Task goal: Write out the part of the reading list starting with "5. Abe Sapien" and going on through "view and read.", word for word.

Text:
★ ★ ★

Two years ago I finished Hellboy‘s run. Last year, I finished B.P.R.D‘s run. Thankfully, the Hellboy universe still has books I haven’t read yet, including the “young Hellboy” books set in the 1950s as well as the Abe Sapien titles.

  1. Hellboy and the B.P.R.D.: 1955 – (Amazon)
  2. Hellboy and the B.P.R.D.: 1956 – (Amazon)
  3. Abe Sapien Volume 5: Sacred Places – (Amazon)
  4. Abe Sapien Volume 6: A Darkness So Great – (Amazon)
  5. Abe Sapien Volume 7: The Secret Fire – (Amazon)

In late summer, I added two more beautiful hardcover graphic novels to my collection:

  1. Aliens 30th Anniversary: The Original Comics Series Aliens – (Amazon)
  2. Aliens: Nightmare Asylum and Earth War – (Amazon)

I own a couple of these comic books from their original print run (the cover art for the first black-and-white Aliens comic was a fixture of my office and game room for years until we had kids and, ahem, I was worried about it scaring them.  These new editions are big, hefty,  versions that are a pleasure to view and read.

Previous Summer Reading Lists

  • 2020: 10 books, 1 novella, 5 graphic novels
  • 2019: 19 books, 5 graphic novels
  • 2018: 15 books, 7 graphic novels
  • 2017: 17 books, 1 novella, 8 graphic novels
  • 2016: 16 books, 1 novella, 8 graphic novels
  • 2015: 15 books, 9 graphic novels
  • 2014: 13 books, 5 graphic novels
  • 2013: 11 books, 5 graphic novels
  • 2012: 11 books, 1 graphic novels
  • 2011: 11 books, 0 graphic novels
  • 2010: 7 books, 0 graphic novels
  • 2009: 9 books, 0 graphic novels
  • 2008: 8 books, 8 graphic novels
  • 1993: 26 books

5 thoughts on “Summer Reading List 2020”

    • I hear you. It’s tough when you have kids, a busy job, and creative endeavors to balance. For many years, especially when the kids were really little, I didn’t have a reading list at all. I made a special effort to get back to it, but it definitely comes at the cost of other things (like not spending as much time writing). It helps that as the kids have gotten older, their activities facilitated my reading habit. If I’m spending the weekend camping with NeutronLad, I’m guaranteed to have time at night to do some reading. 🙂

      For me personally, I find listening to books helps, either on my commute or during my morning walk, but only if, ahem, I’m actually commuting somewhere or get up early enough to go for a walk. Adding “read a book” and “read a comic book” to my bullet journal habit tracker also helped. That’s particularly true of comic books – you’d think it wouldn’t that hard to read a comic book, since it takes, what, 10 minutes? 15? – but it’s an easy habit to fall out of.

      Speaking of reading, I’m looking forward to reading your new Zine of Wondrous Power! (https://www.kickstarter.com/projects/Highmoon/the-ioun-codex-zine-of-wondrous-power-03/).

      Hmmm … I should probably add an addendum to the reading list for all the zines and RPG books I’m reading this summer (I’m looking at you, DoubleZero – https://www.drivethrurpg.com/product/315592/DoubleZero-Core-Book)

      • I’ve made my peace at the moment with the tradeoff between reading and spending time with the girls and wife. I still work on getting writing done, but it’s more a bunch of small sessions than a long sit-down lately.

        Also, I hope you’ll like The Ioun Codex. Almost done!

★ ★ ★

Material supplied:
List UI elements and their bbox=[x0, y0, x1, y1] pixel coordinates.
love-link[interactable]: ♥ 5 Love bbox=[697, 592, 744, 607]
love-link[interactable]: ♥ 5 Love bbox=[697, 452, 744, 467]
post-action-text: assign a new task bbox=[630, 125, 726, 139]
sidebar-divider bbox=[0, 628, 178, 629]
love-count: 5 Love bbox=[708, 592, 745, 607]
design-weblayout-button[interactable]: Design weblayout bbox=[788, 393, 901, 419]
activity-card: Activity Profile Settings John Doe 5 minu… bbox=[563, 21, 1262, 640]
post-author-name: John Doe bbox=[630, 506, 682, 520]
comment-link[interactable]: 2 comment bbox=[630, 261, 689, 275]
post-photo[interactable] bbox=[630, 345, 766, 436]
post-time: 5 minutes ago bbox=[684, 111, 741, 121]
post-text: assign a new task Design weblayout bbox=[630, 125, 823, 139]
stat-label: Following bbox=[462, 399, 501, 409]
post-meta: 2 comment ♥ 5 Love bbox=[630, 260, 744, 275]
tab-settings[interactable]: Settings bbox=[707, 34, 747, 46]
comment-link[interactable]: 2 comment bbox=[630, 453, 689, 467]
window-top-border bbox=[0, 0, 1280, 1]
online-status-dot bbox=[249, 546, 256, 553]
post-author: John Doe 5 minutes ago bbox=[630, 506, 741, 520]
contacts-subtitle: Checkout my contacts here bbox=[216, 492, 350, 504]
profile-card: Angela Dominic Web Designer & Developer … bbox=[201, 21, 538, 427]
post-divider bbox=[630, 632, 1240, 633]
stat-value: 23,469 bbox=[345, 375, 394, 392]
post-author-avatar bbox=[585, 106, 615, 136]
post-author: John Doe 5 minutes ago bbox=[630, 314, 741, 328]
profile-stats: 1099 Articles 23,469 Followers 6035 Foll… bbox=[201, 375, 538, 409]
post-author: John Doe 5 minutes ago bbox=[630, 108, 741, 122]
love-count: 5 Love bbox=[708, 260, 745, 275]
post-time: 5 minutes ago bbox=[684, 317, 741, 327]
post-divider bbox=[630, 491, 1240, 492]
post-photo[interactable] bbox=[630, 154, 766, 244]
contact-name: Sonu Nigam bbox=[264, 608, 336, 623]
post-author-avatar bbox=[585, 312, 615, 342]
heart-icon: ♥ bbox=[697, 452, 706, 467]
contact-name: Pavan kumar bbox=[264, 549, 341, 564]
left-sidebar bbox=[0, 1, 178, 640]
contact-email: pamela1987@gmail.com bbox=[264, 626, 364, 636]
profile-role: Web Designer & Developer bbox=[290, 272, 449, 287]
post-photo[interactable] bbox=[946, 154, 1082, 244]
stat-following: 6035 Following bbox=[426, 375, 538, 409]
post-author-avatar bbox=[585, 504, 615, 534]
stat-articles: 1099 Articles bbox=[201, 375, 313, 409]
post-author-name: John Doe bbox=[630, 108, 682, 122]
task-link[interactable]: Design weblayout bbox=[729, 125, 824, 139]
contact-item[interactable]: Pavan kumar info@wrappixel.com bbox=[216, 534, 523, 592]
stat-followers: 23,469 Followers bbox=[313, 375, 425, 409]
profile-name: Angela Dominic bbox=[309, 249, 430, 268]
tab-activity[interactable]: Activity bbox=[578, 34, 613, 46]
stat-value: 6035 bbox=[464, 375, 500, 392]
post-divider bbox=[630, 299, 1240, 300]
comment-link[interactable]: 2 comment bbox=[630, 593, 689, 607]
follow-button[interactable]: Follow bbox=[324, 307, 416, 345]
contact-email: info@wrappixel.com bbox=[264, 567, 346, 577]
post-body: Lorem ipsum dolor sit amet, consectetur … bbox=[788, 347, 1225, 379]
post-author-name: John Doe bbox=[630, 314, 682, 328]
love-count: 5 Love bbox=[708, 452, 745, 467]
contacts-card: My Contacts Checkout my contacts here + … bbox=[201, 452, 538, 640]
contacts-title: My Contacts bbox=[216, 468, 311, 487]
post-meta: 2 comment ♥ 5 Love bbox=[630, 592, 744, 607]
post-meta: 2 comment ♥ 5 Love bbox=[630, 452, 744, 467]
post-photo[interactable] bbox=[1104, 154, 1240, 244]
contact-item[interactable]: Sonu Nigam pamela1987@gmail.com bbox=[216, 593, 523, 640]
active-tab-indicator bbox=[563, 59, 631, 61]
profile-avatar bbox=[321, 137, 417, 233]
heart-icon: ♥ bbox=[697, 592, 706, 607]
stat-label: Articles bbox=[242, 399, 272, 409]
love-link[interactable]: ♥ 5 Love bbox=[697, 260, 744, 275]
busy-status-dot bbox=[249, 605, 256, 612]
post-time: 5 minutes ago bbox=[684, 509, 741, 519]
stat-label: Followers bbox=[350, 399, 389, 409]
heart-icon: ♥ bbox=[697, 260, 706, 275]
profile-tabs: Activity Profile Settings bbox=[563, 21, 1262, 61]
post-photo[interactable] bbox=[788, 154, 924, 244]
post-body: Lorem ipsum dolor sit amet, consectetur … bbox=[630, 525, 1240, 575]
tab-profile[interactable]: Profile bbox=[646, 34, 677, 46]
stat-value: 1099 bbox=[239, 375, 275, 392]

★ ★ ★

Answer section:
5. Abe Sapien Volume 7: The Secret Fire – (Amazon)

In late summer, I added two more beautiful hardcover graphic novels to my collection:

  1. Aliens 30th Anniversary: The Original Comics Series Aliens – (Amazon)
  2. Aliens: Nightmare Asylum and Earth War – (Amazon)

I own a couple of these comic books from their original print run (the cover art for the first black-and-white Aliens comic was a fixture of my office and game room for years until we had kids and, ahem, I was worried about it scaring them.  These new editions are big, hefty,  versions that are a pleasure to view and read.